Instruções ▸
A: Copie do texto sobre o impeachment o trecho que começa com as palavras "O preço da gasolina está" e termina em "o homem enfartou.".
B: Reescreva de forma mais breve o parágrafo do texto sobre o impeachment iniciado por "O preço da gasolina está um absurdo", mantendo os fatos principais.

Texto fornecido ▸

────

Na cadeira do barbeiro o impeachment

03/12/2015

 Por Leonardo Isaac Yarochewsky - 03/12/2015

No início da semana, portanto antes da atitude mesquinha e retaliatória do presidente da Câmara, estava fazendo a barba em uma barbearia na mesma rua em que fica o meu escritório, quando o barbeiro, com sua afiada navalha próximo ao meu pescoço, indagou: “Doutor, a Dilma não vai cair?”. Evidentemente, o gentil barbeiro esperava uma resposta positiva de minha parte. Antes de respondê-lo perquiri ao barbeiro: “Por que você me pergunta isso?” Sem pensar o barbeiro me respondeu: “Doutor o preço da gasolina na estrada está quase chegando a cinco reais”.

O preço da gasolina está um absurdo; a carne ficou mais cara; a venda de carro zero caiu no último mês; o trânsito piorou; a mensalidade da escola aumentou; comer fora está inviável; o preço de dólar disparou; as ações da Petrobrás caíram; faltou luz; faltou água; o desemprego aumentou; o senador foi preso; o delator foi solto; a polícia prendeu, mas o juiz soltou; o Joinvile caiu; o Aécio perdeu; a chuva acabou; o calor aumentou; a mulher separou; o homem enfartou.

A culpa é da Presidenta! Não faltam razões para o impeachment! Será?

────

Material fornecido ▸
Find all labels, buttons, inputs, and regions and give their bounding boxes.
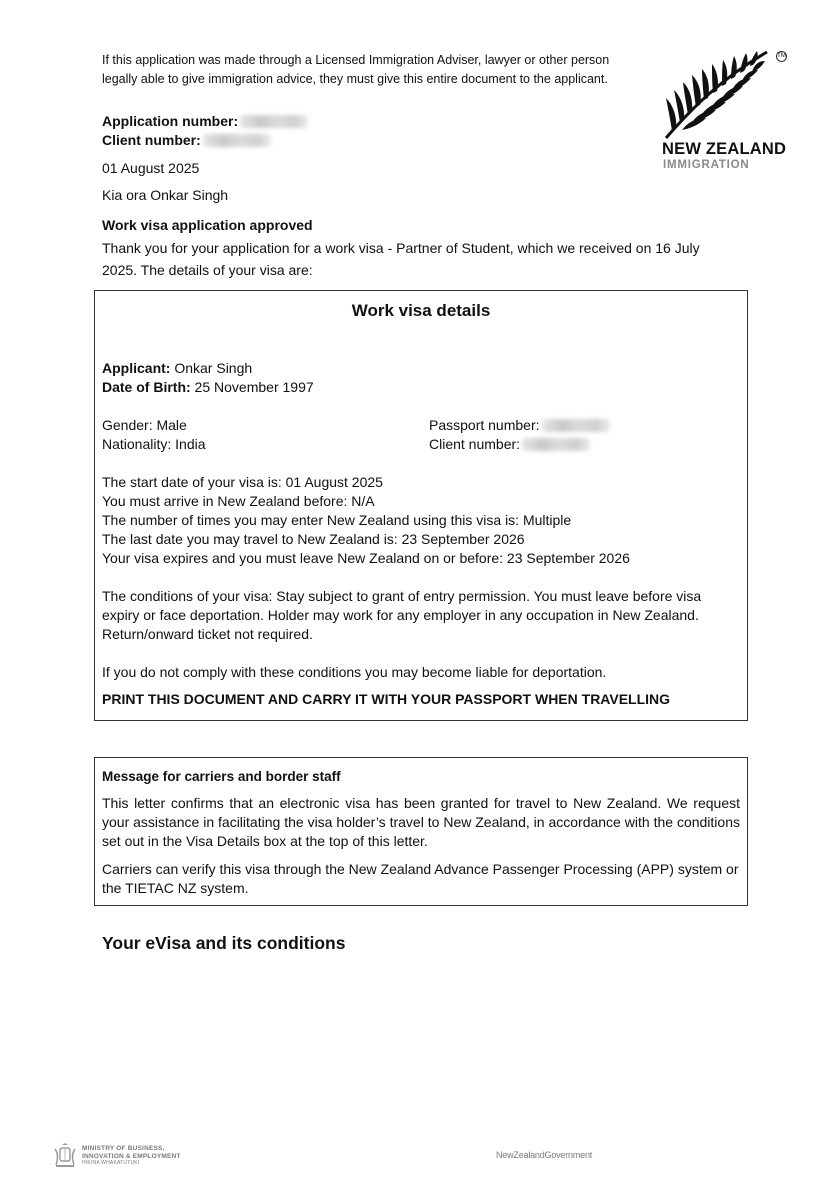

────

Respostas escritas ▸
A:
O preço da gasolina está um absurdo; a carne ficou mais cara; a venda de carro zero caiu no último mês; o trânsito piorou; a mensalidade da escola aumentou; comer fora está inviável; o preço de dólar disparou; as ações da Petrobrás caíram; faltou luz; faltou água; o desemprego aumentou; o senador foi preso; o delator foi solto; a polícia prendeu, mas o juiz soltou; o Joinvile caiu; o Aécio perdeu; a chuva acabou; o calor aumentou; a mulher separou; o homem enfartou.

B: Gasolina, carne, mensalidade escolar e dólar ficaram mais caros, e comer fora tornou-se inviável. Caíram a venda de carros zero e as ações da Petrobrás, o trânsito piorou, e faltaram luz e água. O desemprego aumentou. O senador foi preso e o delator foi solto, e a polícia prendeu, mas o juiz soltou. O Joinvile caiu e o Aécio perdeu. A chuva acabou e o calor aumentou. A mulher separou e o homem enfartou.